### Task to carry out
Determine how many lines of the entries contain "ISSUE". Reply with that number alone.

### Dataset entries
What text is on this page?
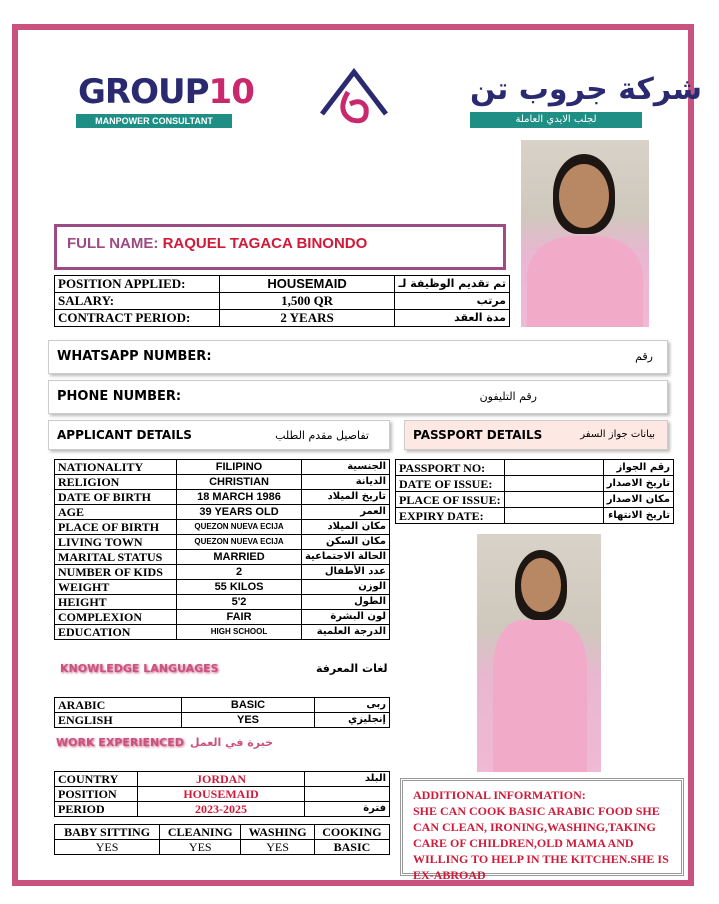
GROUP10
MANPOWER CONSULTANT
شركة جروب تن
لجلب الايدي العاملة
FULL NAME: RAQUEL TAGACA BINONDO
POSITION APPLIED:	HOUSEMAID	تم تقديم الوظيفة لـ
SALARY:	1,500 QR	مرتب
CONTRACT PERIOD:	2 YEARS	مدة العقد
WHATSAPP NUMBER:	رقم
PHONE NUMBER:	رقم التليفون
APPLICANT DETAILS	تفاصيل مقدم الطلب	PASSPORT DETAILS	بيانات جواز السفر
NATIONALITY	FILIPINO	الجنسية
RELIGION	CHRISTIAN	الديانة
DATE OF BIRTH	18 MARCH 1986	تاريخ الميلاد
AGE	39 YEARS OLD	العمر
PLACE OF BIRTH	QUEZON NUEVA ECIJA	مكان الميلاد
LIVING TOWN	QUEZON NUEVA ECIJA	مكان السكن
MARITAL STATUS	MARRIED	الحالة الاجتماعية
NUMBER OF KIDS	2	عدد الأطفال
WEIGHT	55 KILOS	الوزن
HEIGHT	5'2	الطول
COMPLEXION	FAIR	لون البشرة
EDUCATION	HIGH SCHOOL	الدرجة العلمية
PASSPORT NO:		رقم الجواز
DATE OF ISSUE:		تاريخ الاصدار
PLACE OF ISSUE:		مكان الاصدار
EXPIRY DATE:		تاريخ الانتهاء
KNOWLEDGE LANGUAGES	لغات المعرفة
ARABIC	BASIC	ربى
ENGLISH	YES	إنجليزي
WORK EXPERIENCED خبرة في العمل
COUNTRY	JORDAN	البلد
POSITION	HOUSEMAID	
PERIOD	2023-2025	فترة
BABY SITTING	CLEANING	WASHING	COOKING
YES	YES	YES	BASIC
ADDITIONAL INFORMATION:
SHE CAN COOK BASIC ARABIC FOOD SHE CAN CLEAN, IRONING,WASHING,TAKING CARE OF CHILDREN,OLD MAMA AND WILLING TO HELP IN THE KITCHEN.SHE IS EX-ABROAD
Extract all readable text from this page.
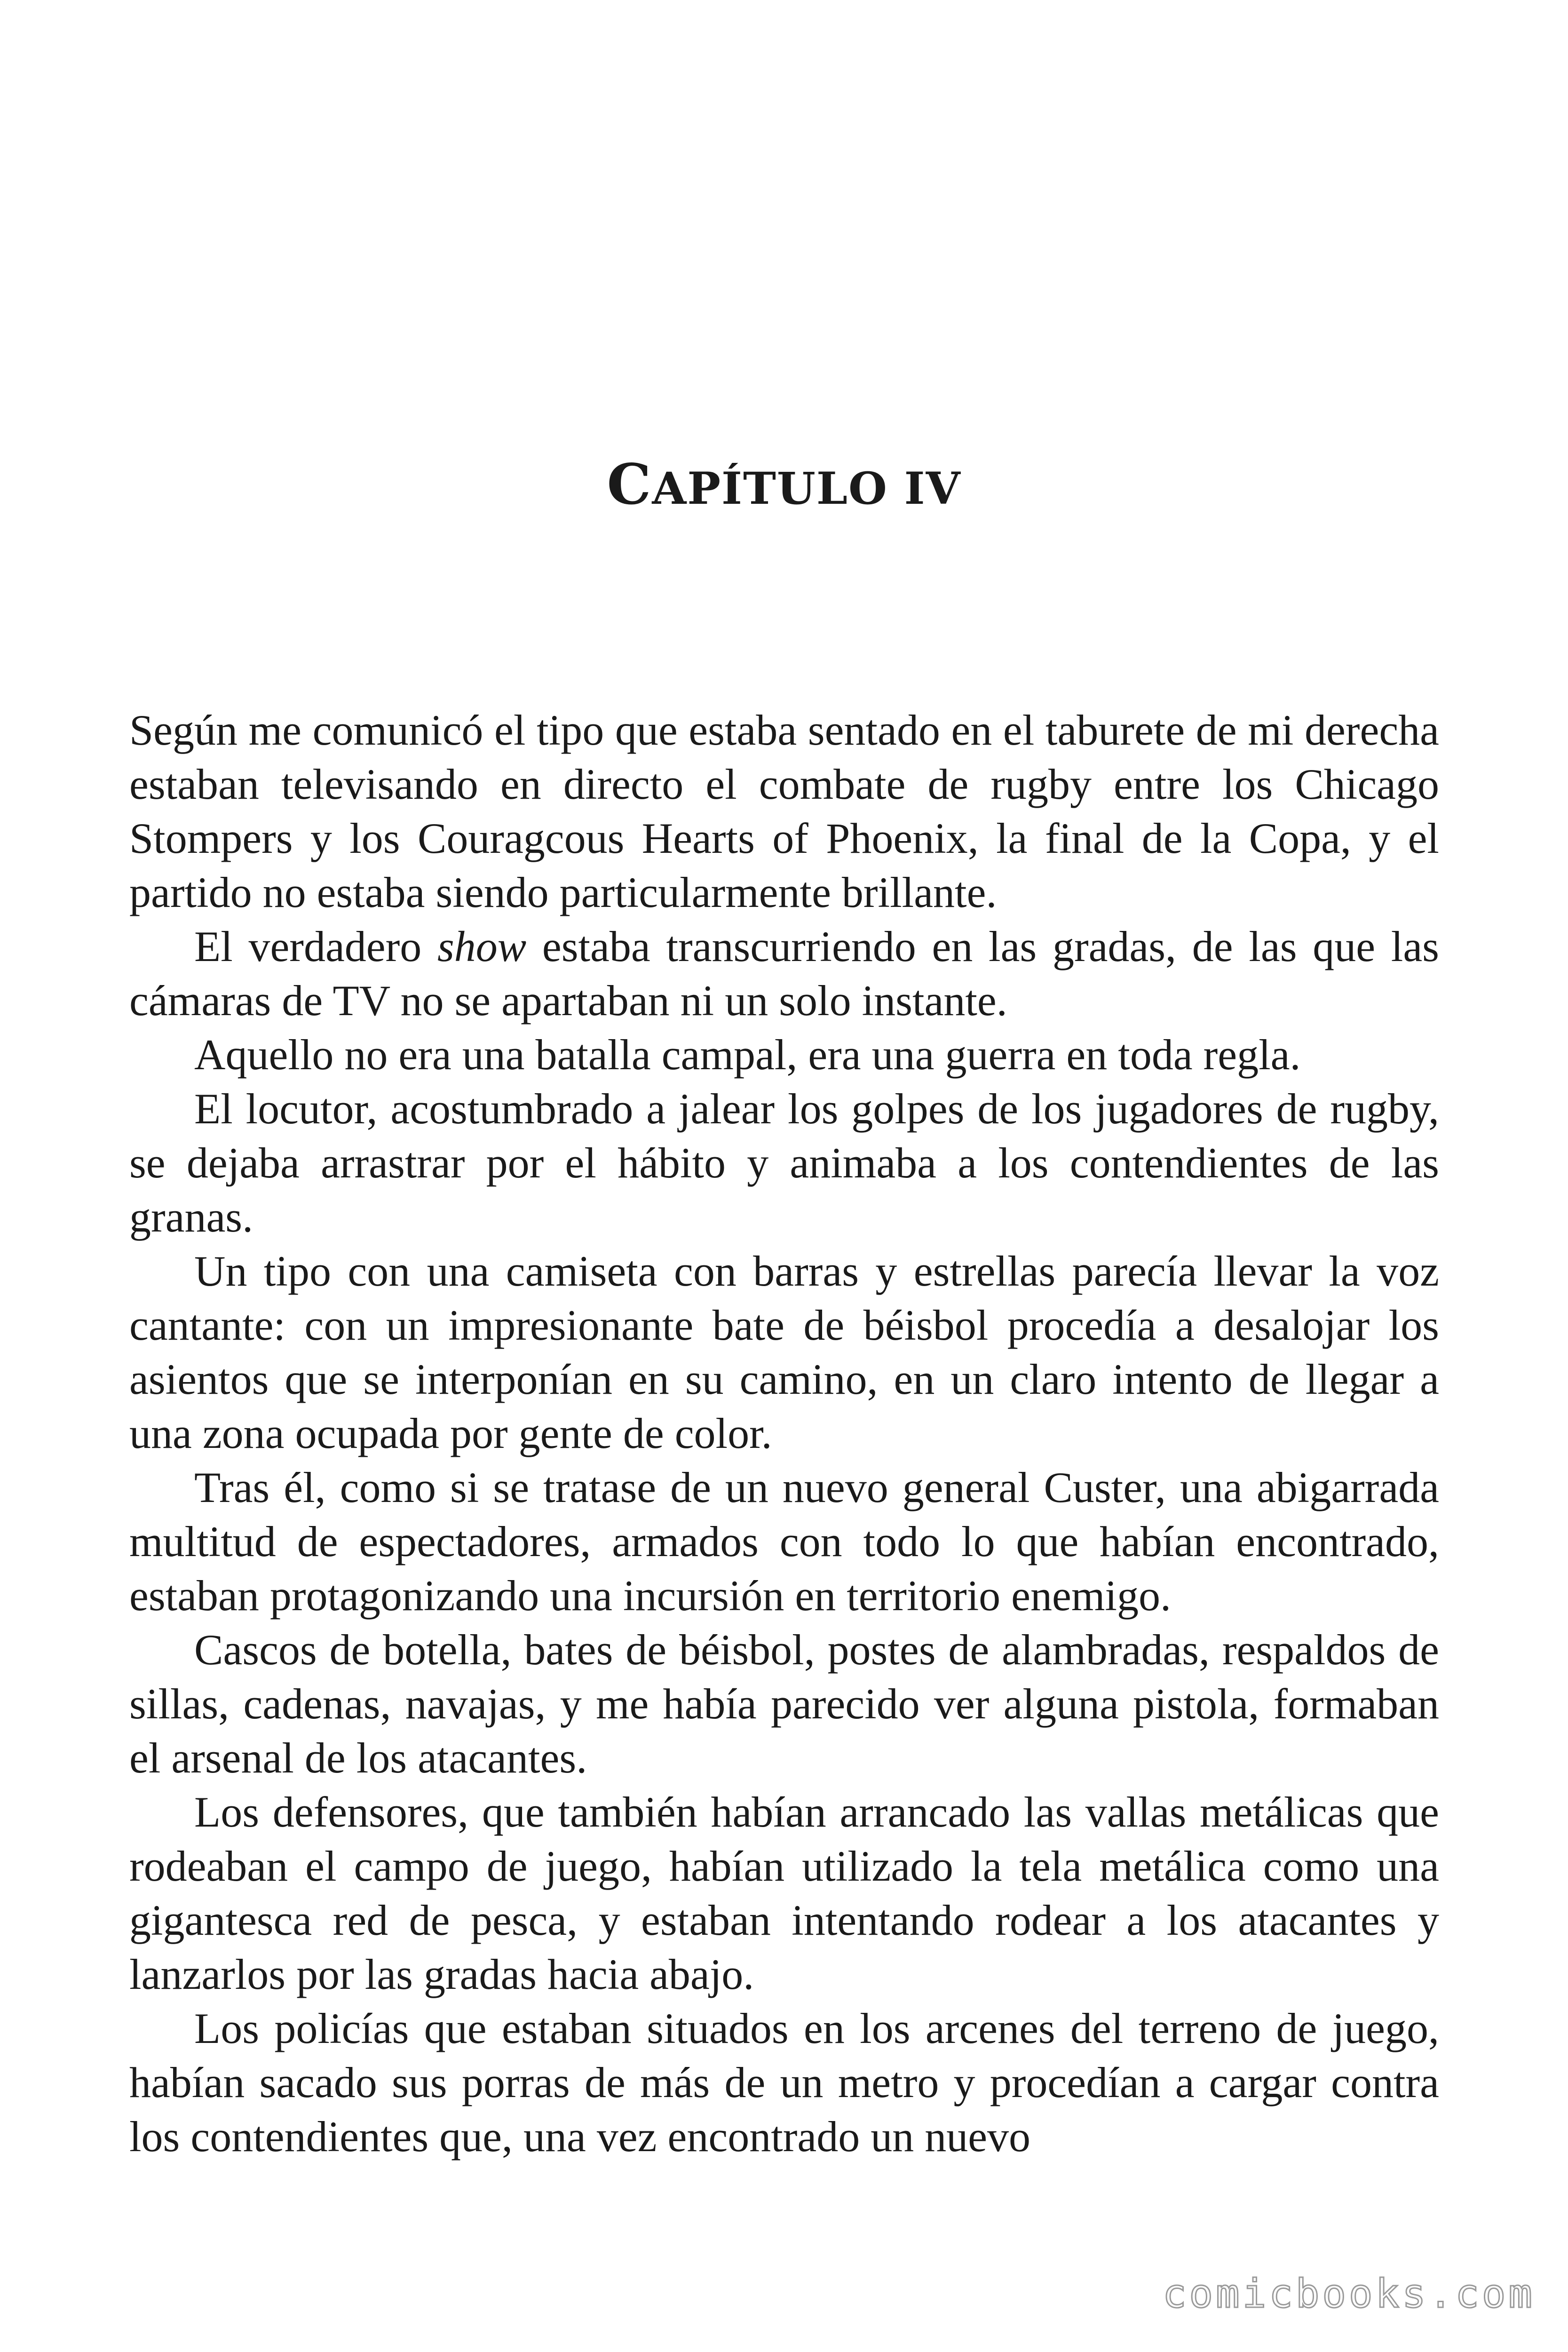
CAPÍTULO IV

Según me comunicó el tipo que estaba sentado en el taburete de mi derecha estaban televisando en directo el combate de rugby entre los Chicago Stompers y los Couragcous Hearts of Phoenix, la final de la Copa, y el partido no estaba siendo particularmente brillante.

El verdadero show estaba transcurriendo en las gradas, de las que las cámaras de TV no se apartaban ni un solo instante.

Aquello no era una batalla campal, era una guerra en toda regla.

El locutor, acostumbrado a jalear los golpes de los jugadores de rugby, se dejaba arrastrar por el hábito y animaba a los contendientes de las granas.

Un tipo con una camiseta con barras y estrellas parecía llevar la voz cantante: con un impresionante bate de béisbol procedía a desalojar los asientos que se interponían en su camino, en un claro intento de llegar a una zona ocupada por gente de color.

Tras él, como si se tratase de un nuevo general Custer, una abigarrada multitud de espectadores, armados con todo lo que habían encontrado, estaban protagonizando una incursión en territorio enemigo.

Cascos de botella, bates de béisbol, postes de alambradas, respaldos de sillas, cadenas, navajas, y me había parecido ver alguna pistola, formaban el arsenal de los atacantes.

Los defensores, que también habían arrancado las vallas metálicas que rodeaban el campo de juego, habían utilizado la tela metálica como una gigantesca red de pesca, y estaban intentando rodear a los atacantes y lanzarlos por las gradas hacia abajo.

Los policías que estaban situados en los arcenes del terreno de juego, habían sacado sus porras de más de un metro y procedían a cargar contra los contendientes que, una vez encontrado un nuevo

comicbooks.com
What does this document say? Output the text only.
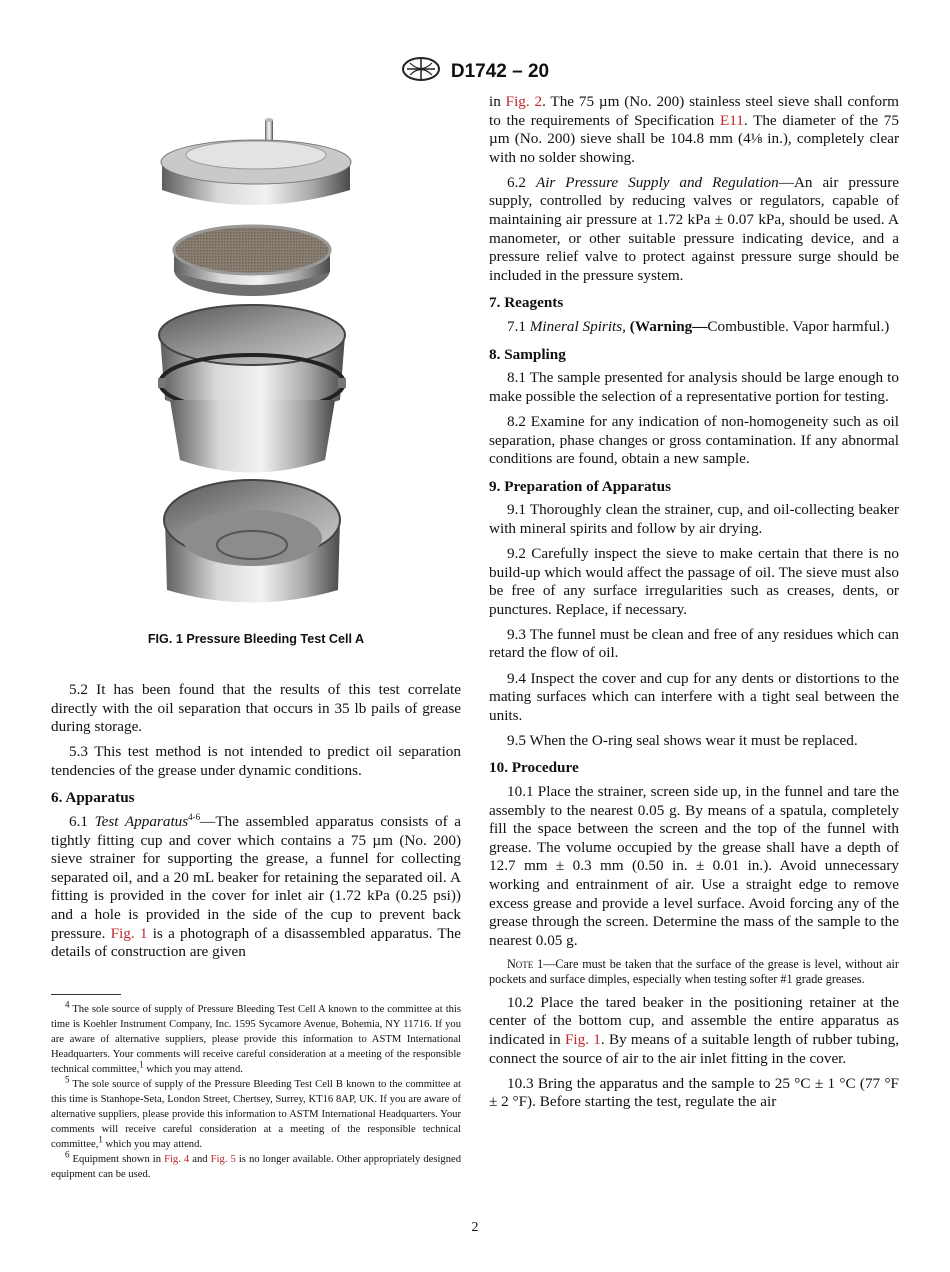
D1742 – 20
FIG. 1 Pressure Bleeding Test Cell A

5.2 It has been found that the results of this test correlate directly with the oil separation that occurs in 35 lb pails of grease during storage.

5.3 This test method is not intended to predict oil separation tendencies of the grease under dynamic conditions.

6. Apparatus

6.1 Test Apparatus$^{4-6}$—The assembled apparatus consists of a tightly fitting cup and cover which contains a 75 µm (No. 200) sieve strainer for supporting the grease, a funnel for collecting separated oil, and a 20 mL beaker for retaining the separated oil. A fitting is provided in the cover for inlet air (1.72 kPa (0.25 psi)) and a hole is provided in the side of the cup to prevent back pressure. Fig. 1 is a photograph of a disassembled apparatus. The details of construction are given

in Fig. 2. The 75 µm (No. 200) stainless steel sieve shall conform to the requirements of Specification E11. The diameter of the 75 µm (No. 200) sieve shall be 104.8 mm (4⅛ in.), completely clear with no solder showing.

6.2 Air Pressure Supply and Regulation—An air pressure supply, controlled by reducing valves or regulators, capable of maintaining air pressure at 1.72 kPa ± 0.07 kPa, should be used. A manometer, or other suitable pressure indicating device, and a pressure relief valve to protect against pressure surge should be included in the pressure system.

7. Reagents

7.1 Mineral Spirits, (Warning—Combustible. Vapor harmful.)

8. Sampling

8.1 The sample presented for analysis should be large enough to make possible the selection of a representative portion for testing.

8.2 Examine for any indication of non-homogeneity such as oil separation, phase changes or gross contamination. If any abnormal conditions are found, obtain a new sample.

9. Preparation of Apparatus

9.1 Thoroughly clean the strainer, cup, and oil-collecting beaker with mineral spirits and follow by air drying.

9.2 Carefully inspect the sieve to make certain that there is no build-up which would affect the passage of oil. The sieve must also be free of any surface irregularities such as creases, dents, or punctures. Replace, if necessary.

9.3 The funnel must be clean and free of any residues which can retard the flow of oil.

9.4 Inspect the cover and cup for any dents or distortions to the mating surfaces which can interfere with a tight seal between the units.

9.5 When the O-ring seal shows wear it must be replaced.

10. Procedure

10.1 Place the strainer, screen side up, in the funnel and tare the assembly to the nearest 0.05 g. By means of a spatula, completely fill the space between the screen and the top of the funnel with grease. The volume occupied by the grease shall have a depth of 12.7 mm ± 0.3 mm (0.50 in. ± 0.01 in.). Avoid unnecessary working and entrainment of air. Use a straight edge to remove excess grease and provide a level surface. Avoid forcing any of the grease through the screen. Determine the mass of the sample to the nearest 0.05 g.

Note 1—Care must be taken that the surface of the grease is level, without air pockets and surface dimples, especially when testing softer #1 grade greases.

10.2 Place the tared beaker in the positioning retainer at the center of the bottom cup, and assemble the entire apparatus as indicated in Fig. 1. By means of a suitable length of rubber tubing, connect the source of air to the air inlet fitting in the cover.

10.3 Bring the apparatus and the sample to 25 °C ± 1 °C (77 °F ± 2 °F). Before starting the test, regulate the air

$^4$ The sole source of supply of Pressure Bleeding Test Cell A known to the committee at this time is Koehler Instrument Company, Inc. 1595 Sycamore Avenue, Bohemia, NY 11716. If you are aware of alternative suppliers, please provide this information to ASTM International Headquarters. Your comments will receive careful consideration at a meeting of the responsible technical committee,$^1$ which you may attend.

$^5$ The sole source of supply of the Pressure Bleeding Test Cell B known to the committee at this time is Stanhope-Seta, London Street, Chertsey, Surrey, KT16 8AP, UK. If you are aware of alternative suppliers, please provide this information to ASTM International Headquarters. Your comments will receive careful consideration at a meeting of the responsible technical committee,$^1$ which you may attend.

$^6$ Equipment shown in Fig. 4 and Fig. 5 is no longer available. Other appropriately designed equipment can be used.

2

### Task response
2